## WHAT YOU HAVE TO DO
In the data below, find every line that has the string "Тема", and copy it.

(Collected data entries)
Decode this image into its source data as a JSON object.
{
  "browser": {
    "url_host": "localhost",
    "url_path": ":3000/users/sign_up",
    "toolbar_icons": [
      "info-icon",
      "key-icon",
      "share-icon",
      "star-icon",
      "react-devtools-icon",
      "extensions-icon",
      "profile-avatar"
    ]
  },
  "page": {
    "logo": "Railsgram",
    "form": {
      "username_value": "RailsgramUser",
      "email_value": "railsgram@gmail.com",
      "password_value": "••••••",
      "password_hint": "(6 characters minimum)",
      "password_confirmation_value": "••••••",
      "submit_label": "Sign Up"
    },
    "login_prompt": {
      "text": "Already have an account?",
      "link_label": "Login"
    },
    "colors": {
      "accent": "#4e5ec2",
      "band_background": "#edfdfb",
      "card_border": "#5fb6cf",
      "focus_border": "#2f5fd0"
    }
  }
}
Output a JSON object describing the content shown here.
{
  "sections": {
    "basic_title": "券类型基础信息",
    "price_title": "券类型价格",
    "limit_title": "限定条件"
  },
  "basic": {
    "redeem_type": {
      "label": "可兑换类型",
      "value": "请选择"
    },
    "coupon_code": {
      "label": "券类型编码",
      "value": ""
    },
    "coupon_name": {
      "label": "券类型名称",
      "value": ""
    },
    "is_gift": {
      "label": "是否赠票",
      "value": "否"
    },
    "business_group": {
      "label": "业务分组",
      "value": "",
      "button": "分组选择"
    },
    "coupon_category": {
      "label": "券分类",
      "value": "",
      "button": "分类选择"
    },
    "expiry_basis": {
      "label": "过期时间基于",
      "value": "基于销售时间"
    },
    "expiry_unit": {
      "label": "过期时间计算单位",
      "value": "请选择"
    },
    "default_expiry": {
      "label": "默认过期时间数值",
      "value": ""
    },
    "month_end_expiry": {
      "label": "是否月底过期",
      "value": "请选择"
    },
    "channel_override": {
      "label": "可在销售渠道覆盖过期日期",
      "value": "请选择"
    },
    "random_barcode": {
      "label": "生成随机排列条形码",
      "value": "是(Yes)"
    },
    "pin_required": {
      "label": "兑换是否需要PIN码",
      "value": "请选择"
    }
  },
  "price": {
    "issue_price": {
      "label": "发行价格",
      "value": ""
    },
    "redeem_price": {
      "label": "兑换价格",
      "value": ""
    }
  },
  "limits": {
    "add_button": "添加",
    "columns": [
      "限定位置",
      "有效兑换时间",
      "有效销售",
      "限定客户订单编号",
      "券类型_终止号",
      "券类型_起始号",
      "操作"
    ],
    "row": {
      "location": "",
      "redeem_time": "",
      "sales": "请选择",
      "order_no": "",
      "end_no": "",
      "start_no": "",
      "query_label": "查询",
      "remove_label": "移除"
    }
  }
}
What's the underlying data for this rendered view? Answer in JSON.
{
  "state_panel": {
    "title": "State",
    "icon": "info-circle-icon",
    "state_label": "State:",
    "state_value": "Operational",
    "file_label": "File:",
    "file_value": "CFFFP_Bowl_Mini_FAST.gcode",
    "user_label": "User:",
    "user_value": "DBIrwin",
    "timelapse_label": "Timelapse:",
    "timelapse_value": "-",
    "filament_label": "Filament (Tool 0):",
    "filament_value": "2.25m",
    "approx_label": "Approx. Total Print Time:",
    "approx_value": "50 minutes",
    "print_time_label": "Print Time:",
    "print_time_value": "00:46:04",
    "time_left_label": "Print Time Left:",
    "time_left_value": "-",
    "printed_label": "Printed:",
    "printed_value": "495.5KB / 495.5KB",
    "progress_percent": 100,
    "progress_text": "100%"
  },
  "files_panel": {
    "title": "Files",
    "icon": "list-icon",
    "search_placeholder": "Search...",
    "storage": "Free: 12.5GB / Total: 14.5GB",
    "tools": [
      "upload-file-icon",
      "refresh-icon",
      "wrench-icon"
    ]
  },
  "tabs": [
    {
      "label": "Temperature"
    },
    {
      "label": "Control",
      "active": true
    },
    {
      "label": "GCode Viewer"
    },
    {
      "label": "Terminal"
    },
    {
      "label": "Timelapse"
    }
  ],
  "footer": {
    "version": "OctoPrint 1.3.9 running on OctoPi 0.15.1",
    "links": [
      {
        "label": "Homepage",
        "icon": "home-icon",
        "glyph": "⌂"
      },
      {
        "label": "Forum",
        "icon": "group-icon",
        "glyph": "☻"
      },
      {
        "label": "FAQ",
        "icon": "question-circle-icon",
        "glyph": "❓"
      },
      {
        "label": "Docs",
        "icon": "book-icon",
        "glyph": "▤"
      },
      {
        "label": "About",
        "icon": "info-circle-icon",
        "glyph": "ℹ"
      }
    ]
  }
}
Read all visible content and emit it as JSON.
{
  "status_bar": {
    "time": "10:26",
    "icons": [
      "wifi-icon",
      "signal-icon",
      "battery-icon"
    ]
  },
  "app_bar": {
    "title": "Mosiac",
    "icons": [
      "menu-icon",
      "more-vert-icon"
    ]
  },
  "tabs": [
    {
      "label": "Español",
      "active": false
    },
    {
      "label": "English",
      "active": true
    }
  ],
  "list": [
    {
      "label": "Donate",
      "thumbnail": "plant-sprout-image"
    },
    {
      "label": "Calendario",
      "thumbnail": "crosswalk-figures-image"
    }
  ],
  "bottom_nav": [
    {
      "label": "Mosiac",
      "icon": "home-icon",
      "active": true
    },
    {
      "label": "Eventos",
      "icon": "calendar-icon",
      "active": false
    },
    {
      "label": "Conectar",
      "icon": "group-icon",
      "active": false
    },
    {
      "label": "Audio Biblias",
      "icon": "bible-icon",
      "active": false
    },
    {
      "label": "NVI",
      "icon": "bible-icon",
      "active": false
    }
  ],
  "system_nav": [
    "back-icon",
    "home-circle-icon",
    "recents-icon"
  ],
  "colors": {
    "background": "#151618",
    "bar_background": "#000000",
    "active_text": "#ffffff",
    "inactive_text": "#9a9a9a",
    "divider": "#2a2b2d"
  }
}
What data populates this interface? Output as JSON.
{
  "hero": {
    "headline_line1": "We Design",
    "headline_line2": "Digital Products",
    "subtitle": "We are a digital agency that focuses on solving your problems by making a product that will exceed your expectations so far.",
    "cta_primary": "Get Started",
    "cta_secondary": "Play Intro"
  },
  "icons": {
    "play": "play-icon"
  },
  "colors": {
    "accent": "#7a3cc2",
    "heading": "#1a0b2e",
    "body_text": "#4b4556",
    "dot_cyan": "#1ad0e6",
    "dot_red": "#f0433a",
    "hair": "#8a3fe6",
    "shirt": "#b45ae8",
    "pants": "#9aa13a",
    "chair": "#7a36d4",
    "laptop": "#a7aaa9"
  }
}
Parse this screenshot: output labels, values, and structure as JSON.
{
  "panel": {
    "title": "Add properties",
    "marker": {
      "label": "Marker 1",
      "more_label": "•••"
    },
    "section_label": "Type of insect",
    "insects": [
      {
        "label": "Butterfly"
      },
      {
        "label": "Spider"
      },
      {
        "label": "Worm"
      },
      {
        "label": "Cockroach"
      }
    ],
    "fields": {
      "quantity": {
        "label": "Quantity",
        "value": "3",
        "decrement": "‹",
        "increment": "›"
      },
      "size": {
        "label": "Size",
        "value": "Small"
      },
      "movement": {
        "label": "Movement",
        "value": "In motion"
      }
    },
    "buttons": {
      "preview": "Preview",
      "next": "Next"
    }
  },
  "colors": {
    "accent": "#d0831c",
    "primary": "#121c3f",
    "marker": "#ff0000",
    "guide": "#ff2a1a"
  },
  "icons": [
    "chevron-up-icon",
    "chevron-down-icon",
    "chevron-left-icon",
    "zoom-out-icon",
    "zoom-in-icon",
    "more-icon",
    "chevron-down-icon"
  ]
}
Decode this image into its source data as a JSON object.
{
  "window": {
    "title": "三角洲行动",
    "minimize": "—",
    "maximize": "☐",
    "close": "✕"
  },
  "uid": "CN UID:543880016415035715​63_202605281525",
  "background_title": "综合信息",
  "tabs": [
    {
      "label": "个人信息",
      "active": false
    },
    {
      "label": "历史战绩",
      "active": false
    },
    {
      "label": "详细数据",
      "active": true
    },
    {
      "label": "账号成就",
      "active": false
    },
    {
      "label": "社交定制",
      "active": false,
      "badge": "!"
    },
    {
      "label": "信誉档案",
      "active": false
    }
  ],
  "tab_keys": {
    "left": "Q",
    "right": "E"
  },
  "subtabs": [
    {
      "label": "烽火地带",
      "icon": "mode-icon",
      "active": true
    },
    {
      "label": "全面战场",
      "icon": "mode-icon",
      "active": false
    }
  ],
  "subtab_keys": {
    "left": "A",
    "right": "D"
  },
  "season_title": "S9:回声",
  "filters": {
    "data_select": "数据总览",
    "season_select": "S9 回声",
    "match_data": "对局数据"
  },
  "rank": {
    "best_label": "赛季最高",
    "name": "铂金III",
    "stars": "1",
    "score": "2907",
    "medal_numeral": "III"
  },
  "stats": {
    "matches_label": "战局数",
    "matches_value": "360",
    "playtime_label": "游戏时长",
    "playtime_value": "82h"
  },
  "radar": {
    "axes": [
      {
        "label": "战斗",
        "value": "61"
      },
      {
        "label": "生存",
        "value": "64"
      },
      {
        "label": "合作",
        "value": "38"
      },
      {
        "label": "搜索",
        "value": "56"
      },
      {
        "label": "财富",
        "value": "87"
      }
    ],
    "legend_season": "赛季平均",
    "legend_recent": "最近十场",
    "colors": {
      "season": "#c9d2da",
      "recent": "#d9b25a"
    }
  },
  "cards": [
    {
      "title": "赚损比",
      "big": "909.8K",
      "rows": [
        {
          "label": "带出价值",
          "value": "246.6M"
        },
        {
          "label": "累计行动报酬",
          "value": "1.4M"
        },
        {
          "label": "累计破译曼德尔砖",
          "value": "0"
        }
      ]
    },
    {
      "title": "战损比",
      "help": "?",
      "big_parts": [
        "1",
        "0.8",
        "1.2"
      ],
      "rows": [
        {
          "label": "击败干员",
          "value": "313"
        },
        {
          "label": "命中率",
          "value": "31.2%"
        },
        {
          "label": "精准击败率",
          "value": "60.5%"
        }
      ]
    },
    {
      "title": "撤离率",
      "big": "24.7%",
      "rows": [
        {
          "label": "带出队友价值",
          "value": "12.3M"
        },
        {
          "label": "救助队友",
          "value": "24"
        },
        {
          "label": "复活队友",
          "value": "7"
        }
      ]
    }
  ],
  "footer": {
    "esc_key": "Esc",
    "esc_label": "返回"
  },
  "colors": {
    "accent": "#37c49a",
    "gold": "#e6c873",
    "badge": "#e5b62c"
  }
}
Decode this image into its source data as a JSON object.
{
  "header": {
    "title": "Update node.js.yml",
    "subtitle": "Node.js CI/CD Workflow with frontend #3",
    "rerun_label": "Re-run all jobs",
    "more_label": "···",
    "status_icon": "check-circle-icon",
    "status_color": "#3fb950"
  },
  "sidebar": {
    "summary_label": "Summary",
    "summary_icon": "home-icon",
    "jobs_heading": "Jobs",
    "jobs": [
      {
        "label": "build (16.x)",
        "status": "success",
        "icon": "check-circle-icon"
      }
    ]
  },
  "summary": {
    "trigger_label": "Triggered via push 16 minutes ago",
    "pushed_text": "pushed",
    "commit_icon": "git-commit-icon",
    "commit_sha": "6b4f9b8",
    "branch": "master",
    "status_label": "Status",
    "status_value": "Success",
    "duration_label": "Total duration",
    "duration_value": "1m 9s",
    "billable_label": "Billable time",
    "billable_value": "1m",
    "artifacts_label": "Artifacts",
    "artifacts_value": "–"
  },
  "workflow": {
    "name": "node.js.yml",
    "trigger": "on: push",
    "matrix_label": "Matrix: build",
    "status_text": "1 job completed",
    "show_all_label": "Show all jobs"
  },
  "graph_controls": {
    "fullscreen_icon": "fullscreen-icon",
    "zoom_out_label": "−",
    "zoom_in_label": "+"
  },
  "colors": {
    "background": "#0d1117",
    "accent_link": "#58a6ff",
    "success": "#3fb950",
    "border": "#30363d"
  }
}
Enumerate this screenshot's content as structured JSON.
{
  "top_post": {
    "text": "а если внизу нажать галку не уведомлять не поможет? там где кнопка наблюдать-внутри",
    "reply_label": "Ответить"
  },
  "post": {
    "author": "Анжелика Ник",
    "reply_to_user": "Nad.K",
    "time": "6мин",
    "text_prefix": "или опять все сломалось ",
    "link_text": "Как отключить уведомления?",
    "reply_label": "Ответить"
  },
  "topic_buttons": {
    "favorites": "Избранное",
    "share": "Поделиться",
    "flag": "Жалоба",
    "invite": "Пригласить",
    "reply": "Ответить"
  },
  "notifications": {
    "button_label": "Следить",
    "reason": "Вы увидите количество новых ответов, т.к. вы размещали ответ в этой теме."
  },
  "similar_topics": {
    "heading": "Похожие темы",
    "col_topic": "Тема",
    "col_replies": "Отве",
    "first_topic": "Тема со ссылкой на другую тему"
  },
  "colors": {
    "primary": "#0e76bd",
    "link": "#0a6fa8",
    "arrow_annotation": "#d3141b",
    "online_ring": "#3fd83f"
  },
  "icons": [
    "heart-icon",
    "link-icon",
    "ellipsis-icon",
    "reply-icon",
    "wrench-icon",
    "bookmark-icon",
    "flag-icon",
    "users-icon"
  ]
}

## CORRECT OUTPUT
    "col_topic": "Тема",
    "first_topic": "Тема со ссылкой на другую тему"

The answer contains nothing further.